[Region annotation records]
★ ★ ★ ★
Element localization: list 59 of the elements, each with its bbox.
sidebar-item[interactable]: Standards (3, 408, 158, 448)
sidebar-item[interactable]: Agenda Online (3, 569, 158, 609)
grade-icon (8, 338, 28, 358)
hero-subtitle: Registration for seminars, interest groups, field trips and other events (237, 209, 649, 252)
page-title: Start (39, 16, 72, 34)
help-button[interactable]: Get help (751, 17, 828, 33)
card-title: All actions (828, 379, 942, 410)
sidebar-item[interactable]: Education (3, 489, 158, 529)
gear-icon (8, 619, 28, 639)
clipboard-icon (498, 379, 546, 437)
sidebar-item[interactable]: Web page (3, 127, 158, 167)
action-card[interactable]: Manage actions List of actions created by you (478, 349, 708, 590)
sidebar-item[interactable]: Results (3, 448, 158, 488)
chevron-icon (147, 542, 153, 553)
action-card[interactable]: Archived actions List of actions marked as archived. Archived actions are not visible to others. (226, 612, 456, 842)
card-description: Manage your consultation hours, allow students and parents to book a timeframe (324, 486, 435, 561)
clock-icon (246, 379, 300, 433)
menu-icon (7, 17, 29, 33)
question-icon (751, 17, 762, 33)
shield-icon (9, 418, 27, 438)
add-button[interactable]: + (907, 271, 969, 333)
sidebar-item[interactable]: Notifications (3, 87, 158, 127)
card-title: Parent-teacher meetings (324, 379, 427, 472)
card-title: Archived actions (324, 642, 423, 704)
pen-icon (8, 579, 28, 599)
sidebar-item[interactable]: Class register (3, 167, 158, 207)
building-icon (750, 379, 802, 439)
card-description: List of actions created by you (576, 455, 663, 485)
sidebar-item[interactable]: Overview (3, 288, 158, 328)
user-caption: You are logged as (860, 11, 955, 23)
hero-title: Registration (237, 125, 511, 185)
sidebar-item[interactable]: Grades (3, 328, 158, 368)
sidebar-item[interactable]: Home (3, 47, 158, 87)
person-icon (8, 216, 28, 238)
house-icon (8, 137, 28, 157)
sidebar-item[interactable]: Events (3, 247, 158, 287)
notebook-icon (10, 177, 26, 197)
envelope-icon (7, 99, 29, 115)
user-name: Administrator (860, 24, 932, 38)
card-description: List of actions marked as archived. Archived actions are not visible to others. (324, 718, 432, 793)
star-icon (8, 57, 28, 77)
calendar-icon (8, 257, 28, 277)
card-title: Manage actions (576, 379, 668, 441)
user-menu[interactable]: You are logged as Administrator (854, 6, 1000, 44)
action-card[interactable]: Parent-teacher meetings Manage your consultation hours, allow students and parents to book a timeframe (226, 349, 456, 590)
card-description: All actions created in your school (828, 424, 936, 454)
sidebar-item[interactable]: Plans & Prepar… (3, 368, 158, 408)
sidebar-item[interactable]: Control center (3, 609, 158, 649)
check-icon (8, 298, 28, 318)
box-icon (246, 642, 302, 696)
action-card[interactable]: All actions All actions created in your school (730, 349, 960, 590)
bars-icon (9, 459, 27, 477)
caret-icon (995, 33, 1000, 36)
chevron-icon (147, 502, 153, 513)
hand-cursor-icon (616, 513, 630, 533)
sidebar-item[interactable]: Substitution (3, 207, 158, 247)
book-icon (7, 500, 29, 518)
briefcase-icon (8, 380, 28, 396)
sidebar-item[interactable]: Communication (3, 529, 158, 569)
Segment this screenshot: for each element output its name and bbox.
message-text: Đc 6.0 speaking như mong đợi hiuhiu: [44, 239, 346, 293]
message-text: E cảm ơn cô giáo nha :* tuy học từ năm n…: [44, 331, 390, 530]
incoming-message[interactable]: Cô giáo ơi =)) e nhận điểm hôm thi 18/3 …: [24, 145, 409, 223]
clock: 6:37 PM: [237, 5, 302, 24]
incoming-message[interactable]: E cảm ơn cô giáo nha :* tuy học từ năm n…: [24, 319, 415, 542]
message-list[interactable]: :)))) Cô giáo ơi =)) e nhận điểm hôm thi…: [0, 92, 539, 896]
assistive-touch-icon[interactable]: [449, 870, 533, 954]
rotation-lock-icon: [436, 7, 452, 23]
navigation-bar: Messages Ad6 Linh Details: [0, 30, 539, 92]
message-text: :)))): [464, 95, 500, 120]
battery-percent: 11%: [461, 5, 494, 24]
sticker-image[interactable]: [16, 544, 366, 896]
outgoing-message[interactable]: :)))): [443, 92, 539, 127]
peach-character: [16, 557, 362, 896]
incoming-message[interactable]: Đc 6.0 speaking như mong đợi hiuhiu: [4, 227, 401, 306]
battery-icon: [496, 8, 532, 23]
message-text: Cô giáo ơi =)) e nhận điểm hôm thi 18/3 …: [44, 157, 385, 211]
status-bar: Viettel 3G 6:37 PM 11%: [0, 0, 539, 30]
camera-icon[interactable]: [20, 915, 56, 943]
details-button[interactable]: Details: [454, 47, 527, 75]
★ ★ ★ ★
- [GIVEN PROBLEM]
Write out every line of the items above word for word, changing nothing.

- [OUTPUT BELOW]
Element localization: list 59 of the elements, each with its bbox.
sidebar-item[interactable]: Standards (3, 408, 158, 448)
sidebar-item[interactable]: Agenda Online (3, 569, 158, 609)
grade-icon (8, 338, 28, 358)
hero-subtitle: Registration for seminars, interest groups, field trips and other events (237, 209, 649, 252)
page-title: Start (39, 16, 72, 34)
help-button[interactable]: Get help (751, 17, 828, 33)
card-title: All actions (828, 379, 942, 410)
sidebar-item[interactable]: Education (3, 489, 158, 529)
gear-icon (8, 619, 28, 639)
clipboard-icon (498, 379, 546, 437)
sidebar-item[interactable]: Web page (3, 127, 158, 167)
action-card[interactable]: Manage actions List of actions created by you (478, 349, 708, 590)
sidebar-item[interactable]: Results (3, 448, 158, 488)
chevron-icon (147, 542, 153, 553)
action-card[interactable]: Archived actions List of actions marked as archived. Archived actions are not visible to others. (226, 612, 456, 842)
card-description: Manage your consultation hours, allow students and parents to book a timeframe (324, 486, 435, 561)
clock-icon (246, 379, 300, 433)
menu-icon (7, 17, 29, 33)
question-icon (751, 17, 762, 33)
shield-icon (9, 418, 27, 438)
add-button[interactable]: + (907, 271, 969, 333)
sidebar-item[interactable]: Notifications (3, 87, 158, 127)
card-title: Parent-teacher meetings (324, 379, 427, 472)
card-title: Archived actions (324, 642, 423, 704)
pen-icon (8, 579, 28, 599)
sidebar-item[interactable]: Class register (3, 167, 158, 207)
building-icon (750, 379, 802, 439)
card-description: List of actions created by you (576, 455, 663, 485)
sidebar-item[interactable]: Overview (3, 288, 158, 328)
user-caption: You are logged as (860, 11, 955, 23)
hero-title: Registration (237, 125, 511, 185)
sidebar-item[interactable]: Grades (3, 328, 158, 368)
sidebar-item[interactable]: Home (3, 47, 158, 87)
person-icon (8, 216, 28, 238)
house-icon (8, 137, 28, 157)
sidebar-item[interactable]: Events (3, 247, 158, 287)
notebook-icon (10, 177, 26, 197)
envelope-icon (7, 99, 29, 115)
user-name: Administrator (860, 24, 932, 38)
card-description: List of actions marked as archived. Archived actions are not visible to others. (324, 718, 432, 793)
star-icon (8, 57, 28, 77)
calendar-icon (8, 257, 28, 277)
card-title: Manage actions (576, 379, 668, 441)
user-menu[interactable]: You are logged as Administrator (854, 6, 1000, 44)
action-card[interactable]: Parent-teacher meetings Manage your consultation hours, allow students and parents to book a timeframe (226, 349, 456, 590)
card-description: All actions created in your school (828, 424, 936, 454)
sidebar-item[interactable]: Plans & Prepar… (3, 368, 158, 408)
sidebar-item[interactable]: Control center (3, 609, 158, 649)
check-icon (8, 298, 28, 318)
box-icon (246, 642, 302, 696)
action-card[interactable]: All actions All actions created in your school (730, 349, 960, 590)
bars-icon (9, 459, 27, 477)
caret-icon (995, 33, 1000, 36)
chevron-icon (147, 502, 153, 513)
hand-cursor-icon (616, 513, 630, 533)
sidebar-item[interactable]: Substitution (3, 207, 158, 247)
book-icon (7, 500, 29, 518)
briefcase-icon (8, 380, 28, 396)
sidebar-item[interactable]: Communication (3, 529, 158, 569)
Segment this screenshot: for each element output its name and bbox.
message-text: Đc 6.0 speaking như mong đợi hiuhiu: [44, 239, 346, 293]
message-text: E cảm ơn cô giáo nha :* tuy học từ năm n…: [44, 331, 390, 530]
incoming-message[interactable]: Cô giáo ơi =)) e nhận điểm hôm thi 18/3 …: [24, 145, 409, 223]
clock: 6:37 PM: [237, 5, 302, 24]
incoming-message[interactable]: E cảm ơn cô giáo nha :* tuy học từ năm n…: [24, 319, 415, 542]
message-list[interactable]: :)))) Cô giáo ơi =)) e nhận điểm hôm thi…: [0, 92, 539, 896]
assistive-touch-icon[interactable]: [449, 870, 533, 954]
rotation-lock-icon: [436, 7, 452, 23]
navigation-bar: Messages Ad6 Linh Details: [0, 30, 539, 92]
message-text: :)))): [464, 95, 500, 120]
battery-percent: 11%: [461, 5, 494, 24]
sticker-image[interactable]: [16, 544, 366, 896]
outgoing-message[interactable]: :)))): [443, 92, 539, 127]
peach-character: [16, 557, 362, 896]
incoming-message[interactable]: Đc 6.0 speaking như mong đợi hiuhiu: [4, 227, 401, 306]
battery-icon: [496, 8, 532, 23]
message-text: Cô giáo ơi =)) e nhận điểm hôm thi 18/3 …: [44, 157, 385, 211]
status-bar: Viettel 3G 6:37 PM 11%: [0, 0, 539, 30]
camera-icon[interactable]: [20, 915, 56, 943]
details-button[interactable]: Details: [454, 47, 527, 75]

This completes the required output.